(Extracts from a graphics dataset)
_ _ _

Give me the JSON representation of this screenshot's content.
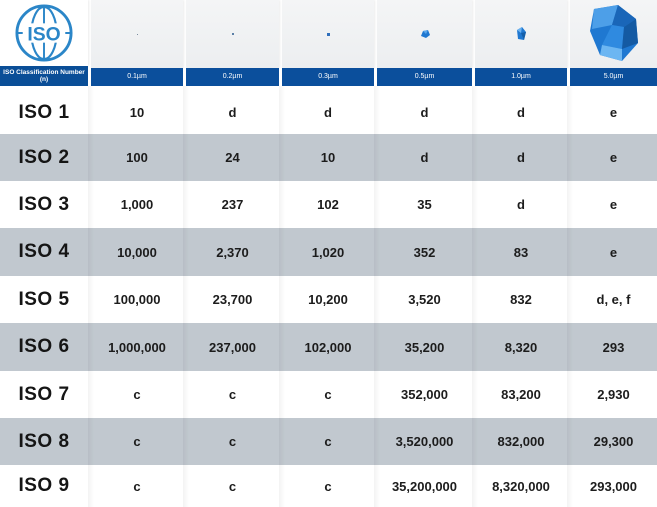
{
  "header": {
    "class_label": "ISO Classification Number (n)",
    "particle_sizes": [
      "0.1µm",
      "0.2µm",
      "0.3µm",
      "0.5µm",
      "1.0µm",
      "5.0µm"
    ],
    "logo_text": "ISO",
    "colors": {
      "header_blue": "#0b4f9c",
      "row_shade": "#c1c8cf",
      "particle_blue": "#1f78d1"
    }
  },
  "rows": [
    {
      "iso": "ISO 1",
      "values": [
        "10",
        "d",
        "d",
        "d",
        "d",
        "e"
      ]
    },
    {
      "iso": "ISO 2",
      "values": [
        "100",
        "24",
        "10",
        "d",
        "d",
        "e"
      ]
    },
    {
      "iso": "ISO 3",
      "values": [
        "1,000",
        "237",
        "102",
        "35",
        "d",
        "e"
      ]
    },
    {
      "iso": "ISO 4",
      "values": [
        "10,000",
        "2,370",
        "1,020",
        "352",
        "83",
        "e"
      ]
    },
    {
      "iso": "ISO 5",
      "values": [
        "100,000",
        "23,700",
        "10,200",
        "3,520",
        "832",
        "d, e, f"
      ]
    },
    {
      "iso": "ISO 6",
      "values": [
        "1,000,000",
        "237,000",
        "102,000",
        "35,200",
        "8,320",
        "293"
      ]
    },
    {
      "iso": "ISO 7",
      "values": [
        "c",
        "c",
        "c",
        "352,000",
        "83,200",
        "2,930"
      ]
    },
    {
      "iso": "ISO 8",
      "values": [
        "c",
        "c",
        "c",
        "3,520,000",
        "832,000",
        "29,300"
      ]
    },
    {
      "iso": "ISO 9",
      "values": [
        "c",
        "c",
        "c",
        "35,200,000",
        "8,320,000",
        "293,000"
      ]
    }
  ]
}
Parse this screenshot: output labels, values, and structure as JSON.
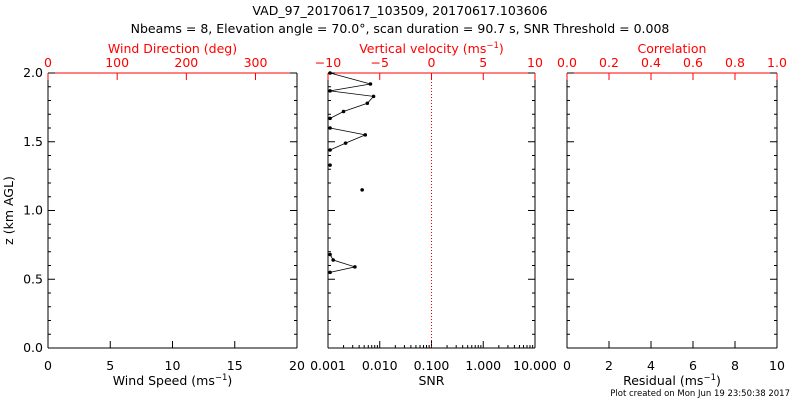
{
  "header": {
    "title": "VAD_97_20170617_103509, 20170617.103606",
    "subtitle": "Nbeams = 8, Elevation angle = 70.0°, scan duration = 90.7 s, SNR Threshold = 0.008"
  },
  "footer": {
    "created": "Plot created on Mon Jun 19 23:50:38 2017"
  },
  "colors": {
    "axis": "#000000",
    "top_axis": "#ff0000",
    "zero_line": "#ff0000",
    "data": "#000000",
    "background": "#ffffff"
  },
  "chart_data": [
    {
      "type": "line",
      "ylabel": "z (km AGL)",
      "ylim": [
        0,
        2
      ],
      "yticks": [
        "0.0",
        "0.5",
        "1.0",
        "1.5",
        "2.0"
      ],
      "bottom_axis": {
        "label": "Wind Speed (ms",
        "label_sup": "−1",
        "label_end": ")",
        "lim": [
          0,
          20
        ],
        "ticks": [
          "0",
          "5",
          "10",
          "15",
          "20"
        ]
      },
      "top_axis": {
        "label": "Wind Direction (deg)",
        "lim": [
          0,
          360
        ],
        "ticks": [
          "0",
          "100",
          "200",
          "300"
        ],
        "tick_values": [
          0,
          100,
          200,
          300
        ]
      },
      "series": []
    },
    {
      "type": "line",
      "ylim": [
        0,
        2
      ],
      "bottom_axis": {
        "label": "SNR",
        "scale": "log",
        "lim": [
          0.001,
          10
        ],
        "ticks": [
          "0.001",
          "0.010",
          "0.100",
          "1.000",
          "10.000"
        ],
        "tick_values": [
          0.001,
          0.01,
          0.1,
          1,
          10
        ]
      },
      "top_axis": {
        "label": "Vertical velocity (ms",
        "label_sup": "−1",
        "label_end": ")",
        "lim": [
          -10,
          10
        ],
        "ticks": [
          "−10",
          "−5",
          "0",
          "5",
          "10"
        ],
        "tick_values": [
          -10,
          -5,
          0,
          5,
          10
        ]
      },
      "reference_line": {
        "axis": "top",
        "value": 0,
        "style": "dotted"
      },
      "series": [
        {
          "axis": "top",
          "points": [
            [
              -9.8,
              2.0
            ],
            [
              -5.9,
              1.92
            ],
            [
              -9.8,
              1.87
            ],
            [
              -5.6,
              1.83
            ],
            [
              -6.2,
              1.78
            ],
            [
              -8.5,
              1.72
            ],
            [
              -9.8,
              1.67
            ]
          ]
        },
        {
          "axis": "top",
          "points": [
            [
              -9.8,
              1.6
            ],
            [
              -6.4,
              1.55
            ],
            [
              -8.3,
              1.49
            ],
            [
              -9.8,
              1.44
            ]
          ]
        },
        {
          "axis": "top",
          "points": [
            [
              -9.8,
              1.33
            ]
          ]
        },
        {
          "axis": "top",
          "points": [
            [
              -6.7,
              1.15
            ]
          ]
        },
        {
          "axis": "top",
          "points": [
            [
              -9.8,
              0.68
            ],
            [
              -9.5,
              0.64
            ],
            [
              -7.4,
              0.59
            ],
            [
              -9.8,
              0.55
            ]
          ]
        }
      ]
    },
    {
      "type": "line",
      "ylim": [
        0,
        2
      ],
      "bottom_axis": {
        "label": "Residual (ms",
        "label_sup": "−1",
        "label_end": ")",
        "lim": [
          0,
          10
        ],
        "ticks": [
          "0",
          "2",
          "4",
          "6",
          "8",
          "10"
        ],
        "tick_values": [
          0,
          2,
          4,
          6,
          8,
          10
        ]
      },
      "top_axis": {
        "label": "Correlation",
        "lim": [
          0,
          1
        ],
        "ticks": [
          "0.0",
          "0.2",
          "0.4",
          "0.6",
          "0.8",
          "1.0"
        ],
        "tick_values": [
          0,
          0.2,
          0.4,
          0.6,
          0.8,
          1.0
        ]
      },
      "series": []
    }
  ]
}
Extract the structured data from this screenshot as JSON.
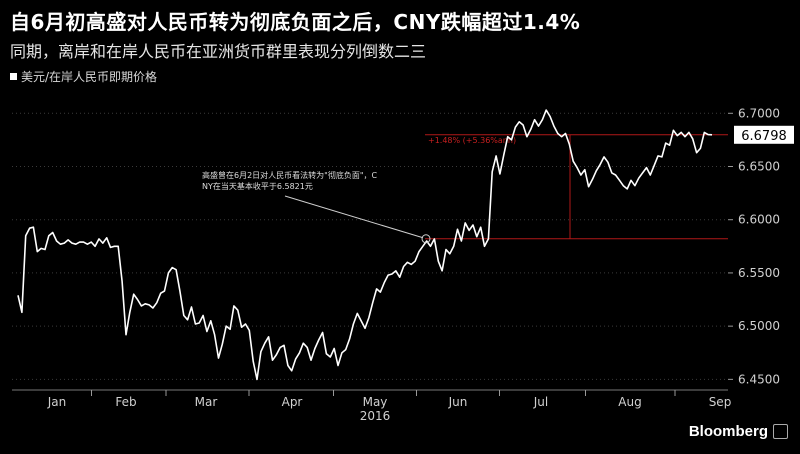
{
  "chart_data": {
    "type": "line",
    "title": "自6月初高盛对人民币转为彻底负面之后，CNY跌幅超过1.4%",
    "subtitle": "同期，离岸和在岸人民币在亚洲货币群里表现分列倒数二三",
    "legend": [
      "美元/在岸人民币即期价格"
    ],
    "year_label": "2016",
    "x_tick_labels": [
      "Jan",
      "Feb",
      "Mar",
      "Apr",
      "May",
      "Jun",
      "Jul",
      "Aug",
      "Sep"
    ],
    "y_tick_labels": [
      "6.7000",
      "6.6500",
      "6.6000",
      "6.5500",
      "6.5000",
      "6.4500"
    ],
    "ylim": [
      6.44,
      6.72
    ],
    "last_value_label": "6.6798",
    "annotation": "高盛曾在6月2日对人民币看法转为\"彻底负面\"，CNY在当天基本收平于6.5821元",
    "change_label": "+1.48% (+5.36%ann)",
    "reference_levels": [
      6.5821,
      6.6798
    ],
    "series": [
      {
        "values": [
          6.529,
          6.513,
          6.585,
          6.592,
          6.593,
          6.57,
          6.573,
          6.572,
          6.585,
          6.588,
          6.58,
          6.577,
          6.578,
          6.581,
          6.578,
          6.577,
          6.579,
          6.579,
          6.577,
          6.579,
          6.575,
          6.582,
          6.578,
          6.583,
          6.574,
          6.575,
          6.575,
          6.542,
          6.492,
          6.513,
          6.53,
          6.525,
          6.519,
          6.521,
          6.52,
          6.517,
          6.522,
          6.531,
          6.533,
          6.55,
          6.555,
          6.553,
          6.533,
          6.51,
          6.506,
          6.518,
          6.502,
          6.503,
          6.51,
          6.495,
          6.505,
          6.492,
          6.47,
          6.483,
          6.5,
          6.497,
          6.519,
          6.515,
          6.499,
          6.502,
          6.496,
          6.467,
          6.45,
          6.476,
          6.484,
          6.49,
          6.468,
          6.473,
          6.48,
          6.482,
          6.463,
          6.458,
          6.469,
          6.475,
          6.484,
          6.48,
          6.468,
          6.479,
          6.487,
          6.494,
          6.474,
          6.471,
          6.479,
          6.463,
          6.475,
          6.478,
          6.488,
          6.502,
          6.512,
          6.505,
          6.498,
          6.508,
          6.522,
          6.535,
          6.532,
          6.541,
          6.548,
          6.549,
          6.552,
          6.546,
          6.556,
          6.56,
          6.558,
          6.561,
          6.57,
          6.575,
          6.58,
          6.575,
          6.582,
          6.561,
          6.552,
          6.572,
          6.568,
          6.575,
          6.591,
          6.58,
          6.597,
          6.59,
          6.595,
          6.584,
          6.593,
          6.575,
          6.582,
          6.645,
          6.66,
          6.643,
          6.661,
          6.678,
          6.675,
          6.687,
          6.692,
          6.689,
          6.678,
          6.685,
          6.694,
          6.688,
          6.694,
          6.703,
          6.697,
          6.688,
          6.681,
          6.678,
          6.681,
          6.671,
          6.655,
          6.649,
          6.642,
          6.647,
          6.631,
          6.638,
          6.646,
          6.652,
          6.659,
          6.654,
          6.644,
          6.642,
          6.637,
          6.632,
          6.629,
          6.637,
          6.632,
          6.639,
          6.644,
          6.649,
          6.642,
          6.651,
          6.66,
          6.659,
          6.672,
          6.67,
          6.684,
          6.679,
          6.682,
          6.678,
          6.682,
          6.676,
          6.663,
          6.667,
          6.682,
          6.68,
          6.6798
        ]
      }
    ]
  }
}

_ _ _

Written instruction:
Work out how many lines of the data above hold the word "JSON", and write only the count.

Solution:
3